- [Task description] Extract every line from the records below that contains the word "Fassungsvermögen".

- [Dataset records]
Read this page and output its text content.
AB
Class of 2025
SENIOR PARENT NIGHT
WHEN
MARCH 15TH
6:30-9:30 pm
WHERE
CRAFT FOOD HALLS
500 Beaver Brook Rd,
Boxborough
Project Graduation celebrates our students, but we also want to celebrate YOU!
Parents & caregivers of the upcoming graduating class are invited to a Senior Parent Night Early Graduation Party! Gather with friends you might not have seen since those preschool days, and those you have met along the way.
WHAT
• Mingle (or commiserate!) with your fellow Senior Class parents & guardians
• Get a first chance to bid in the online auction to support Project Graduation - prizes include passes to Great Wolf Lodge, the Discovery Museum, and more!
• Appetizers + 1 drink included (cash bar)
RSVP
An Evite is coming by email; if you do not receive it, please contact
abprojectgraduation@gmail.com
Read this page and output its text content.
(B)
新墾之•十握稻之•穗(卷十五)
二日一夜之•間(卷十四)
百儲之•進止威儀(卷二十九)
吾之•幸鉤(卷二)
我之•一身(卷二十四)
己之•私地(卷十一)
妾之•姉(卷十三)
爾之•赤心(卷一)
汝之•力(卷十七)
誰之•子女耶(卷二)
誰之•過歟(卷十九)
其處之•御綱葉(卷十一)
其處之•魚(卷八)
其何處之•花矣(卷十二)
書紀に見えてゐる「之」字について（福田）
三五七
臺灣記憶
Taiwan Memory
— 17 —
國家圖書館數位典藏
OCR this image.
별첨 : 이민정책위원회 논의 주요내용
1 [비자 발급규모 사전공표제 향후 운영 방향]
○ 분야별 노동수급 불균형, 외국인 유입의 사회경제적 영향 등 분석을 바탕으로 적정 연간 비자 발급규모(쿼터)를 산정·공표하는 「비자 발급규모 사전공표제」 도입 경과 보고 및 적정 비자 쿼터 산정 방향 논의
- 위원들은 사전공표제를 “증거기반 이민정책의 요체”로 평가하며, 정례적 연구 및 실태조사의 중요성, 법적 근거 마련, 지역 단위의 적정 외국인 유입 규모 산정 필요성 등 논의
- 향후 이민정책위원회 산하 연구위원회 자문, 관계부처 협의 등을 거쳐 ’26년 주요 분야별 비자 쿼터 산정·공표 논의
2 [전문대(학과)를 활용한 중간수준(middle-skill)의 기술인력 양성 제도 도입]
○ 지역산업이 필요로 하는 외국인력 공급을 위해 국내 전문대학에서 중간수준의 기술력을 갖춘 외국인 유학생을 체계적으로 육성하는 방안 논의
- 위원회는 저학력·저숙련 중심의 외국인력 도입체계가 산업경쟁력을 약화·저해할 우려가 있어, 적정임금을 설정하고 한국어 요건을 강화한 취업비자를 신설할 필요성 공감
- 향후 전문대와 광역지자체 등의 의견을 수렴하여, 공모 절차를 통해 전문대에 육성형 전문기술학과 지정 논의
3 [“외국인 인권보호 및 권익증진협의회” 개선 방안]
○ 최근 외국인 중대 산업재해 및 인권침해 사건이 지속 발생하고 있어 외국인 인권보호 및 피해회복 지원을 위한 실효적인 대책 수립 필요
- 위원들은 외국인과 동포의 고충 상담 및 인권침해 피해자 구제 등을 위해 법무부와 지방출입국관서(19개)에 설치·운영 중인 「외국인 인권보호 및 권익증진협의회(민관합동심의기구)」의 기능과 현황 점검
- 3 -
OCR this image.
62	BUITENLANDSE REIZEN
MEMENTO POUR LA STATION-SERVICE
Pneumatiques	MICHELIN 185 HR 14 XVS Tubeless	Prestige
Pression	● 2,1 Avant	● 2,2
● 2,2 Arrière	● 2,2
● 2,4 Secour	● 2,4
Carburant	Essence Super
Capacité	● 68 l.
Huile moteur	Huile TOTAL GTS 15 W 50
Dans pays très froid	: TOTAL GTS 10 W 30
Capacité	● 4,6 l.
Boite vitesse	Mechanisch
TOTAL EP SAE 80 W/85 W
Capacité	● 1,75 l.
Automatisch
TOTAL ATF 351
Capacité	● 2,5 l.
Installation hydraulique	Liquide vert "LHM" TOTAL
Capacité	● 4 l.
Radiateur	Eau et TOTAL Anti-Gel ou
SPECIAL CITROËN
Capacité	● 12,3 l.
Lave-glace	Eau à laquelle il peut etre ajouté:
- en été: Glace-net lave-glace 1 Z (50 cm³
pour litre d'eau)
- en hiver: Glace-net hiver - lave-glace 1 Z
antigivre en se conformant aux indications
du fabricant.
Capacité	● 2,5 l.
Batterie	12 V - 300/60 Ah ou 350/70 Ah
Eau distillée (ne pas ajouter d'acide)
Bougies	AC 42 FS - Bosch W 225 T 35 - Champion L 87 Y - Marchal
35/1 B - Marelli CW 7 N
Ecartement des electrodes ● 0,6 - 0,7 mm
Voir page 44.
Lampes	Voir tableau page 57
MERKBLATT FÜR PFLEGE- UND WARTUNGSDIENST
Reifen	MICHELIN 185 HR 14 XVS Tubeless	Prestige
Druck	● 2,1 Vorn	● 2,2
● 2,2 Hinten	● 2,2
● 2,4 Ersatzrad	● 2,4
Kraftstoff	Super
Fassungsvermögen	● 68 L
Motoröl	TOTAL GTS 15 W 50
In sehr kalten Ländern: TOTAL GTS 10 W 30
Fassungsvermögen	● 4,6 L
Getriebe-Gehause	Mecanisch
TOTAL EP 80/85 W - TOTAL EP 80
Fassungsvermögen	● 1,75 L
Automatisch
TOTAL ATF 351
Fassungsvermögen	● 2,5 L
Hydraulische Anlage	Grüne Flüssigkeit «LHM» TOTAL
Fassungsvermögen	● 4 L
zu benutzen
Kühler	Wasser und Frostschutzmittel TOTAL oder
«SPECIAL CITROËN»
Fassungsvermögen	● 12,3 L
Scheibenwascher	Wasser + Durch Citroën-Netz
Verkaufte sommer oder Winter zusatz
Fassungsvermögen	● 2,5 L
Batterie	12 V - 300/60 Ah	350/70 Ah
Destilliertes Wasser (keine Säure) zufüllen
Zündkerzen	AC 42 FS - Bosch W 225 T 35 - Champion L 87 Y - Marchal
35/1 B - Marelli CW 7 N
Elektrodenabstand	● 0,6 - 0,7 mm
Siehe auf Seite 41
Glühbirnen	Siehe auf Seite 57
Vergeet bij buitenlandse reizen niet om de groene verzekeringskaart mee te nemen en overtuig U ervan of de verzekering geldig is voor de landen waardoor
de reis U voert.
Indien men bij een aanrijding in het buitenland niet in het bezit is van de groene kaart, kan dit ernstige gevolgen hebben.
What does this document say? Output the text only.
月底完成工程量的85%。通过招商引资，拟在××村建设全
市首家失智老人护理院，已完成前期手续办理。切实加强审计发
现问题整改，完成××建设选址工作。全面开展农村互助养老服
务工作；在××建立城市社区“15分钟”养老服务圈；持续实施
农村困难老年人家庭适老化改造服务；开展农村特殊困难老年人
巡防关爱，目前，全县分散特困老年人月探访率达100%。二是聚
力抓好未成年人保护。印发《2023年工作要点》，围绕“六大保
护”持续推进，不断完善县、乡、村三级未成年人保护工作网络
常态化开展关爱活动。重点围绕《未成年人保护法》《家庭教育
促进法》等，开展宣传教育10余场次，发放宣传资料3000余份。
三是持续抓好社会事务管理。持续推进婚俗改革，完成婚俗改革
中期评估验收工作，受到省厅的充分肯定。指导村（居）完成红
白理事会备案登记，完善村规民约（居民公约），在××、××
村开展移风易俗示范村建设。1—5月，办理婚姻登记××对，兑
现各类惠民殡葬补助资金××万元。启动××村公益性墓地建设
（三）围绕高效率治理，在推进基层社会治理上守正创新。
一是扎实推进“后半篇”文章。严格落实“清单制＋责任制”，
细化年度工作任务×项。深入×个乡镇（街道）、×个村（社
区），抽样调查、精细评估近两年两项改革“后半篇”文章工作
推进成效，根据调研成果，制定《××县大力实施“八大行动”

- [Answer to the problem]
Fassungsvermögen	● 68 L
Fassungsvermögen	● 4,6 L
Fassungsvermögen	● 1,75 L
Fassungsvermögen	● 2,5 L
Fassungsvermögen	● 4 L
Fassungsvermögen	● 12,3 L
Fassungsvermögen	● 2,5 L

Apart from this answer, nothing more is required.